**The request:** Set out each line from the following listing that includes the word "بلیط".

-- START OF Material supplied --

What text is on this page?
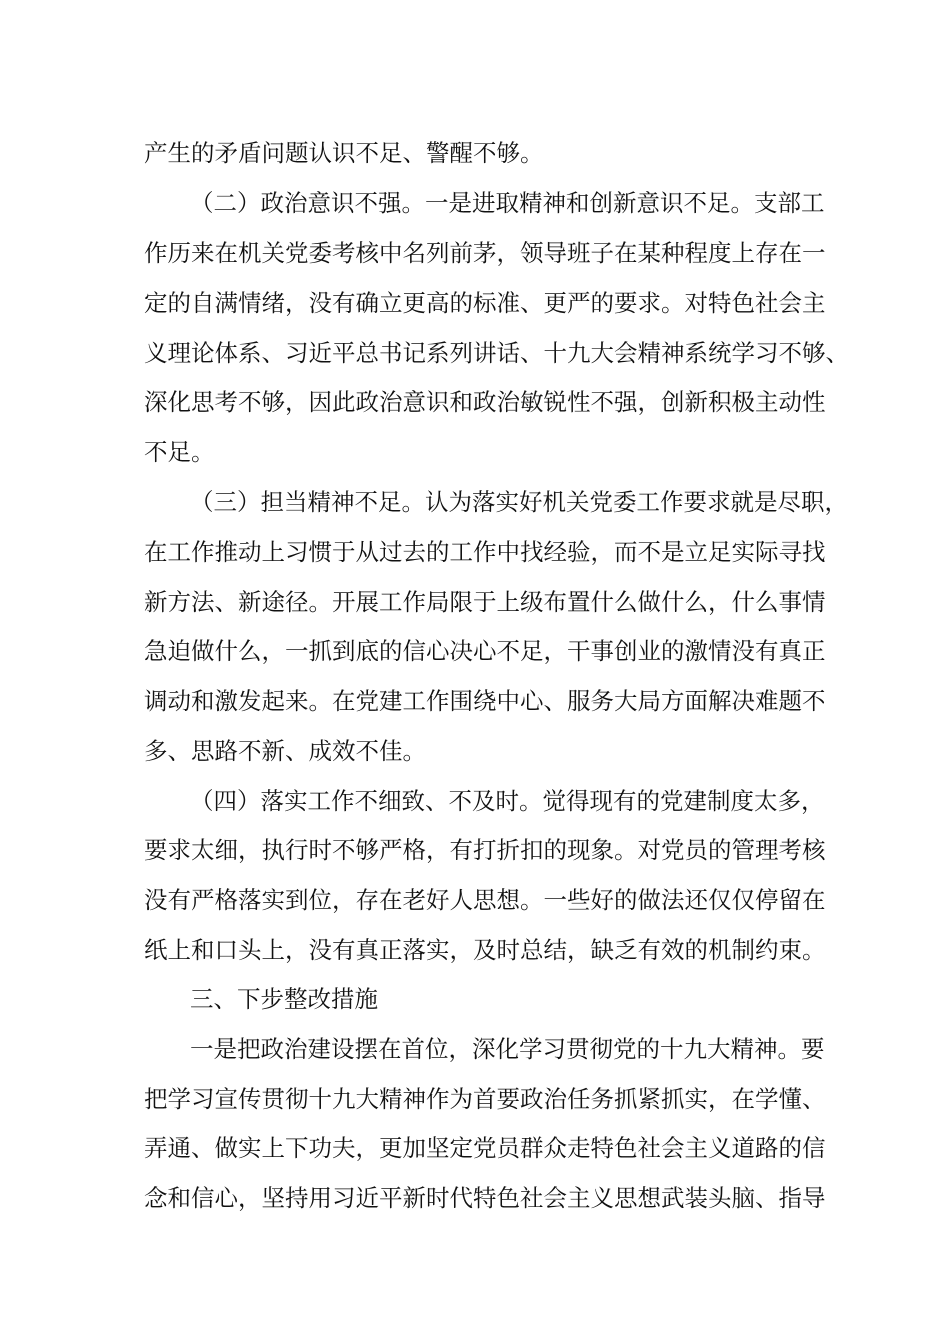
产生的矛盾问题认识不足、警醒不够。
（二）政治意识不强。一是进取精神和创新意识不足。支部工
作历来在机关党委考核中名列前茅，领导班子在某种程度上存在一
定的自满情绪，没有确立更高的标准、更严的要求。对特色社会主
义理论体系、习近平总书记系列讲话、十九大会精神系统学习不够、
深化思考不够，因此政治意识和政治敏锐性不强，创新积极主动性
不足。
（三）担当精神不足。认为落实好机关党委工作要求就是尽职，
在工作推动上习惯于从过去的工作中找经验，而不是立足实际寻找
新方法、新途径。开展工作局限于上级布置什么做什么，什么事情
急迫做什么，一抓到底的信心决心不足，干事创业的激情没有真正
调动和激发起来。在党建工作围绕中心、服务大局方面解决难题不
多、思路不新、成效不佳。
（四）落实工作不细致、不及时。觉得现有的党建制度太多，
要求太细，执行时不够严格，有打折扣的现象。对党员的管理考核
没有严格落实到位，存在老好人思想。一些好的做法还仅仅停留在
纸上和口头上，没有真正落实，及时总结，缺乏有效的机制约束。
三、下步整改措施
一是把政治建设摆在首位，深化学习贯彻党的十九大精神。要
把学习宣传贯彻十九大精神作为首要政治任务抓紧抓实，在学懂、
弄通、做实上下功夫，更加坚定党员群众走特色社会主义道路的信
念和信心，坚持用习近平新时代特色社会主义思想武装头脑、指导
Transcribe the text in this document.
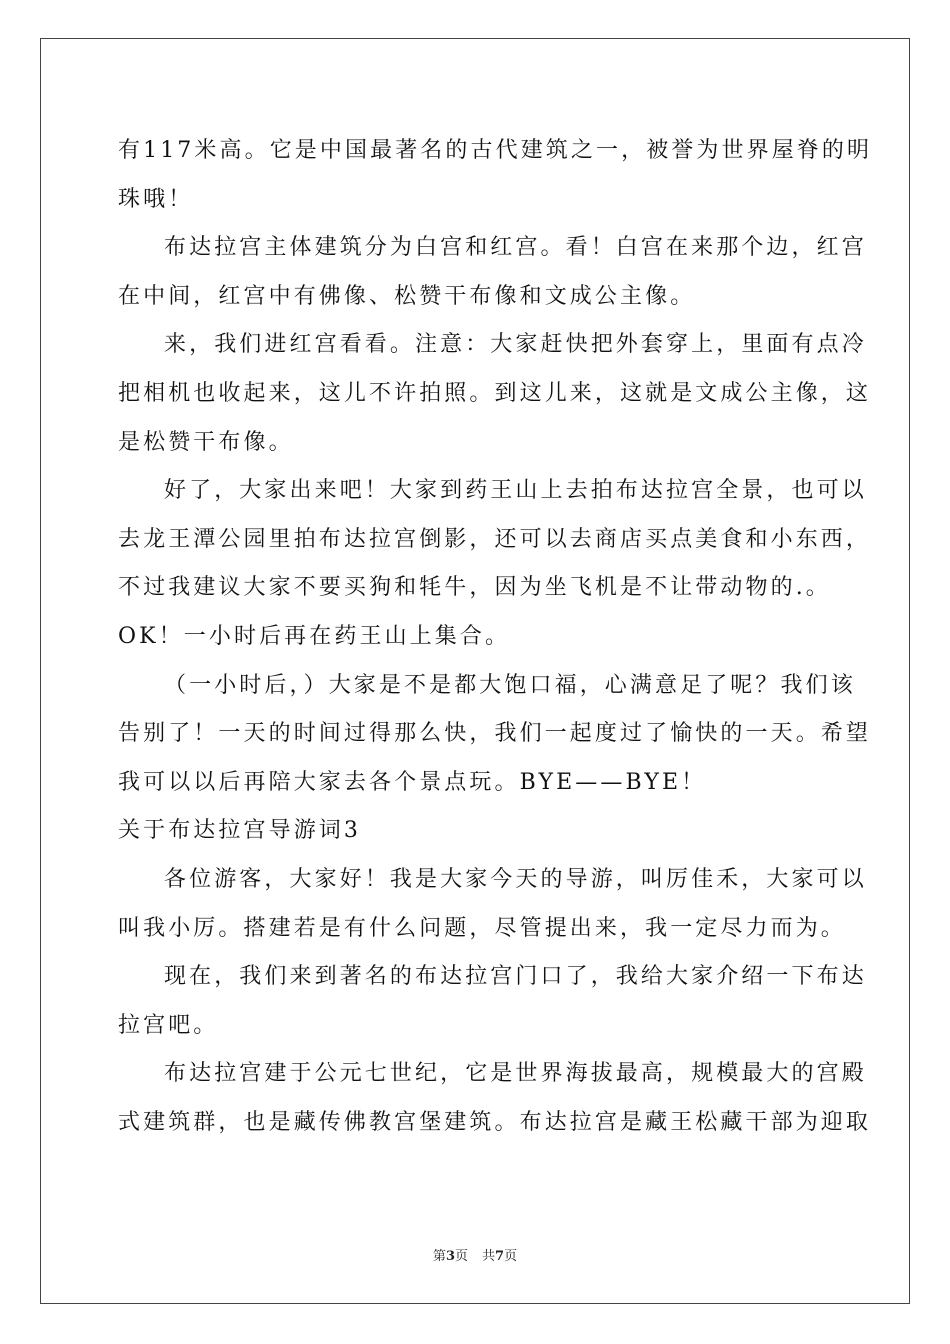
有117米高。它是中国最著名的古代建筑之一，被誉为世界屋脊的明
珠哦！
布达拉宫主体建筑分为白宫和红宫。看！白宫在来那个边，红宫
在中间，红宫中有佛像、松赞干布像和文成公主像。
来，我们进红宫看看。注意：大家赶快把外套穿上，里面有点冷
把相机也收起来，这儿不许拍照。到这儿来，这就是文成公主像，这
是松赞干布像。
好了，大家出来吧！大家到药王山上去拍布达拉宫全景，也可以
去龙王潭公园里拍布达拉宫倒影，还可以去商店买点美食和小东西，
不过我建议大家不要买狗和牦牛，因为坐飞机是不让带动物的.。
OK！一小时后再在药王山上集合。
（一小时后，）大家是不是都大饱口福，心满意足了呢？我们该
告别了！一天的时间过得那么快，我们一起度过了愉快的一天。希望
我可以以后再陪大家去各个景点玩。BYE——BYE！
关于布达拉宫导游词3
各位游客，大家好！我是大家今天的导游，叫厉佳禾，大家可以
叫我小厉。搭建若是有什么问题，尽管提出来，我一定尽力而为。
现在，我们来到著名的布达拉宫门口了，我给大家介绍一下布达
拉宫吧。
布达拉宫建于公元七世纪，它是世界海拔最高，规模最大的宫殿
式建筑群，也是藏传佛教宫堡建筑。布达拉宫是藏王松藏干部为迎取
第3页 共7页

-- END OF Material supplied --
-- START OF Material supplied --

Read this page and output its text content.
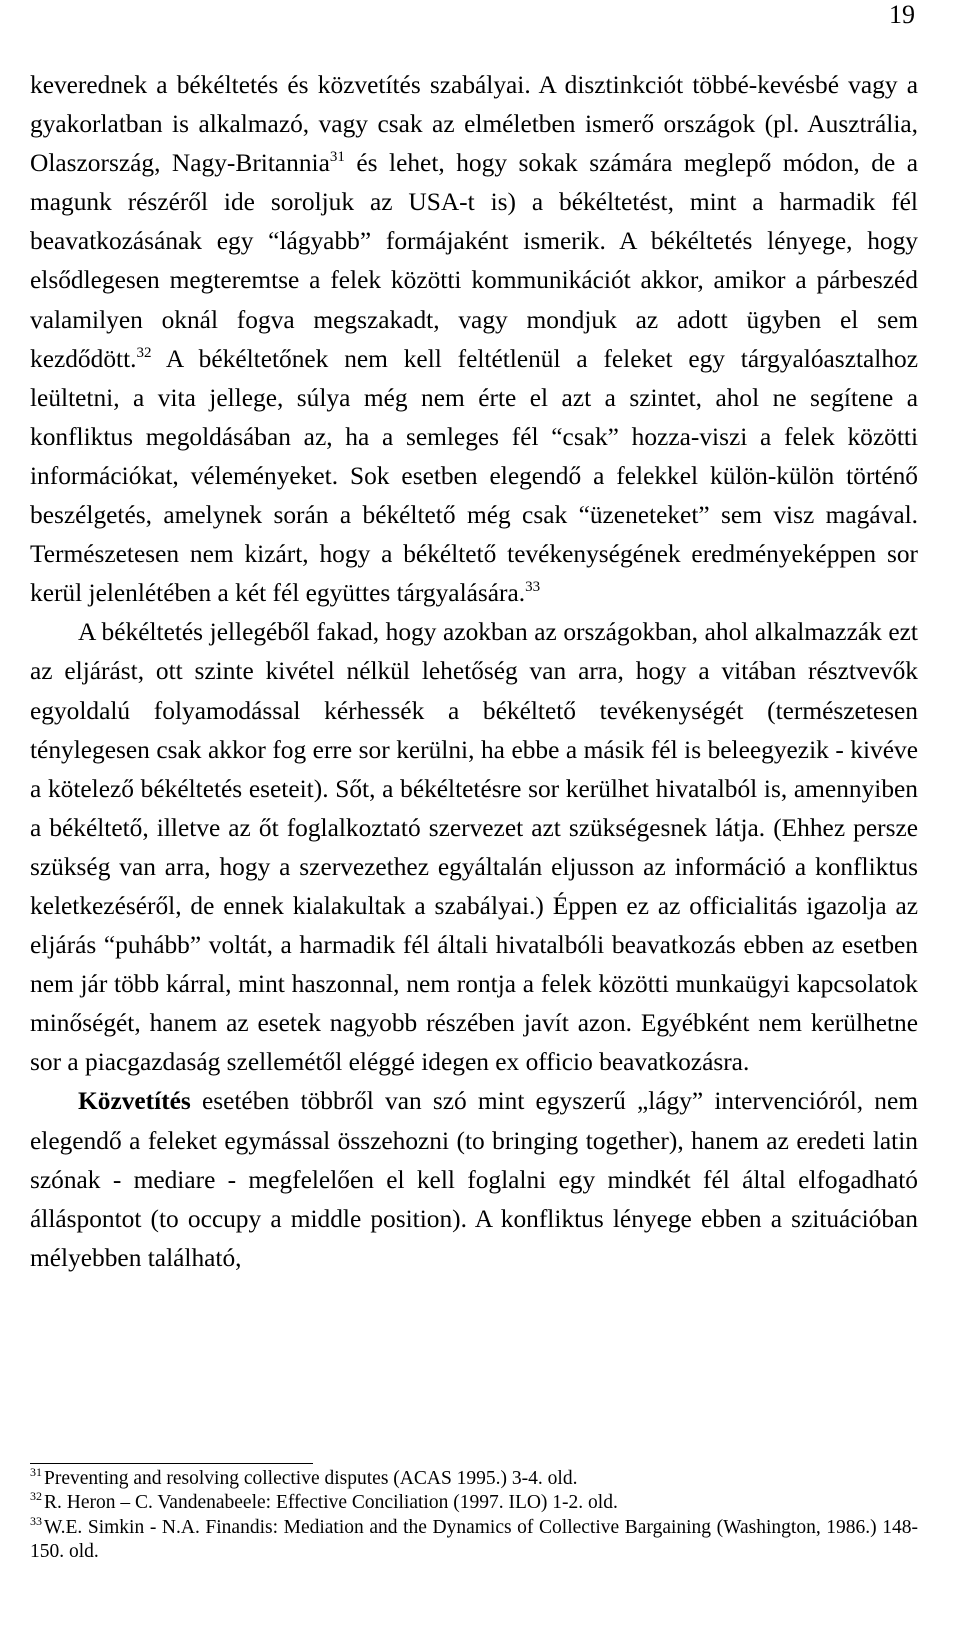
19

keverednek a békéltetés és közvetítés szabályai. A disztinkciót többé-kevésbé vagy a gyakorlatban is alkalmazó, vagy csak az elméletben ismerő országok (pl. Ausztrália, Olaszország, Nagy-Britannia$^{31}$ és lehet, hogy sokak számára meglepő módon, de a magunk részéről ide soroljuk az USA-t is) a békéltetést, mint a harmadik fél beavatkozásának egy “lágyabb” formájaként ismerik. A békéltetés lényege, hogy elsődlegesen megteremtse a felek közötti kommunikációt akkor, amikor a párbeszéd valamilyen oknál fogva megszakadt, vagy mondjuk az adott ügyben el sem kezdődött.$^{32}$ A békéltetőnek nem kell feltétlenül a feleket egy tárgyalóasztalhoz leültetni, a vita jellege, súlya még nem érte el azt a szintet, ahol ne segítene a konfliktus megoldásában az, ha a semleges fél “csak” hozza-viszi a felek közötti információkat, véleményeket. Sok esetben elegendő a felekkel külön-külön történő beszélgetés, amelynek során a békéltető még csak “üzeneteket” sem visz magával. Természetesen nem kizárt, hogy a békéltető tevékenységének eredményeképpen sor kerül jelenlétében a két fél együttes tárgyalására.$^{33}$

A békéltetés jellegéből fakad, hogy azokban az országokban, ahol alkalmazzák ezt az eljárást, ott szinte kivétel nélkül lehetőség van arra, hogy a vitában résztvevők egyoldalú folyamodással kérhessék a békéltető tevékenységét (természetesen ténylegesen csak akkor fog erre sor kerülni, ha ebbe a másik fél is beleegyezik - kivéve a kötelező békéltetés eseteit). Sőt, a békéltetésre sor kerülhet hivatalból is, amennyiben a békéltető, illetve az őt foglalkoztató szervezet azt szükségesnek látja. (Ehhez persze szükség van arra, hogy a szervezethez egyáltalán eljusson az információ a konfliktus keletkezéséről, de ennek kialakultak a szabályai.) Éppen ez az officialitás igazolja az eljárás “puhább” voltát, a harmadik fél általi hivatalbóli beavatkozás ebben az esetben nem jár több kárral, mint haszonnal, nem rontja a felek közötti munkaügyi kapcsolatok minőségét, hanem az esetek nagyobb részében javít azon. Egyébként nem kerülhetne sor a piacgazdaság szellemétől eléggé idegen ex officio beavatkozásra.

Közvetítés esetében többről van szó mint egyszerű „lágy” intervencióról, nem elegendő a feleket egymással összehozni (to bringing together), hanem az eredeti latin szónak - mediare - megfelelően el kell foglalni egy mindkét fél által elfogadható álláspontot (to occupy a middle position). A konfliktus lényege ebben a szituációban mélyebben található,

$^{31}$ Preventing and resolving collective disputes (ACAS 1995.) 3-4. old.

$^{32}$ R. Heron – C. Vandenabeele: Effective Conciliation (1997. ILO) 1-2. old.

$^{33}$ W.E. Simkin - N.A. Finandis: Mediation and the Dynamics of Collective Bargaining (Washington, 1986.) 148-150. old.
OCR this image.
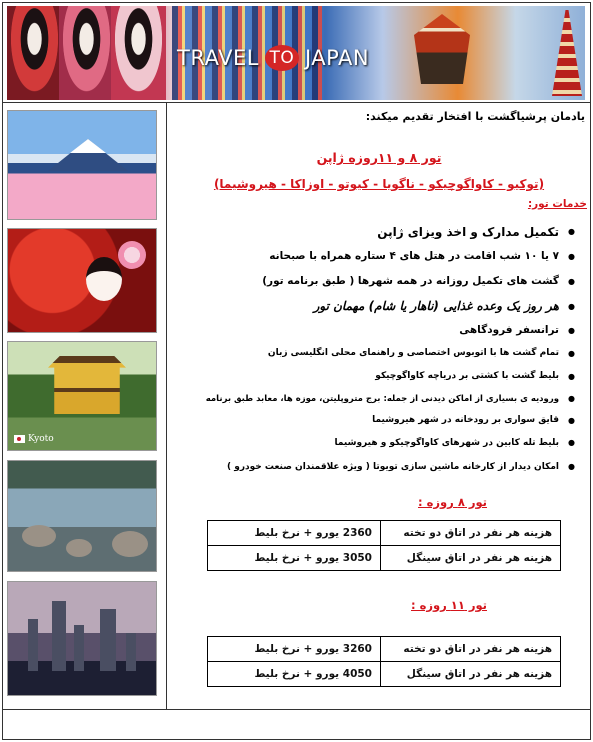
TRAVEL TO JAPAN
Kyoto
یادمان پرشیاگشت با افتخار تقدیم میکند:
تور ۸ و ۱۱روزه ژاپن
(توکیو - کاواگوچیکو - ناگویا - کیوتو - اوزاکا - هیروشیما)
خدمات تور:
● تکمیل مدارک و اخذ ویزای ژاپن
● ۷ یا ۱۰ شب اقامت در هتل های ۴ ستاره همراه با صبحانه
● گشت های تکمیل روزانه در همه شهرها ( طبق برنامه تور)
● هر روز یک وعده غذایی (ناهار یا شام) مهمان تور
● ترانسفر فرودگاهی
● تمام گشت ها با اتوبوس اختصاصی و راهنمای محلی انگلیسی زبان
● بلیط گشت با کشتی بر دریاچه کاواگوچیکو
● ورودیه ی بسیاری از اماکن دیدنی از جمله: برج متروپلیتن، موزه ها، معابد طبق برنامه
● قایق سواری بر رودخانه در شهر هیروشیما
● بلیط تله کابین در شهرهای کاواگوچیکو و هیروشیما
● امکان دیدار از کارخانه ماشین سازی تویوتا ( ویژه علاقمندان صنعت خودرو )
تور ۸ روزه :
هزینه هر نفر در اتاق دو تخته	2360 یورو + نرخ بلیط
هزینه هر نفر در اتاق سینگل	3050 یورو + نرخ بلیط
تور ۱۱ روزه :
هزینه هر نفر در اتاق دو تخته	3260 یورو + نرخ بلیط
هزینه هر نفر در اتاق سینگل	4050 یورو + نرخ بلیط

-- END OF Material supplied --
-- START OF Material supplied --

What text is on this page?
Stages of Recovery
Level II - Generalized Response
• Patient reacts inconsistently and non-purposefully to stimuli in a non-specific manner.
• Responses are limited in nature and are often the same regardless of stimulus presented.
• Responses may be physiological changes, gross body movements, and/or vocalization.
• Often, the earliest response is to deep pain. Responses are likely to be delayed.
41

-- END OF Material supplied --

**Output of the exercise:**
● بلیط گشت با کشتی بر دریاچه کاواگوچیکو
● بلیط تله کابین در شهرهای کاواگوچیکو و هیروشیما
هزینه هر نفر در اتاق دو تخته	2360 یورو + نرخ بلیط
هزینه هر نفر در اتاق سینگل	3050 یورو + نرخ بلیط
هزینه هر نفر در اتاق دو تخته	3260 یورو + نرخ بلیط
هزینه هر نفر در اتاق سینگل	4050 یورو + نرخ بلیط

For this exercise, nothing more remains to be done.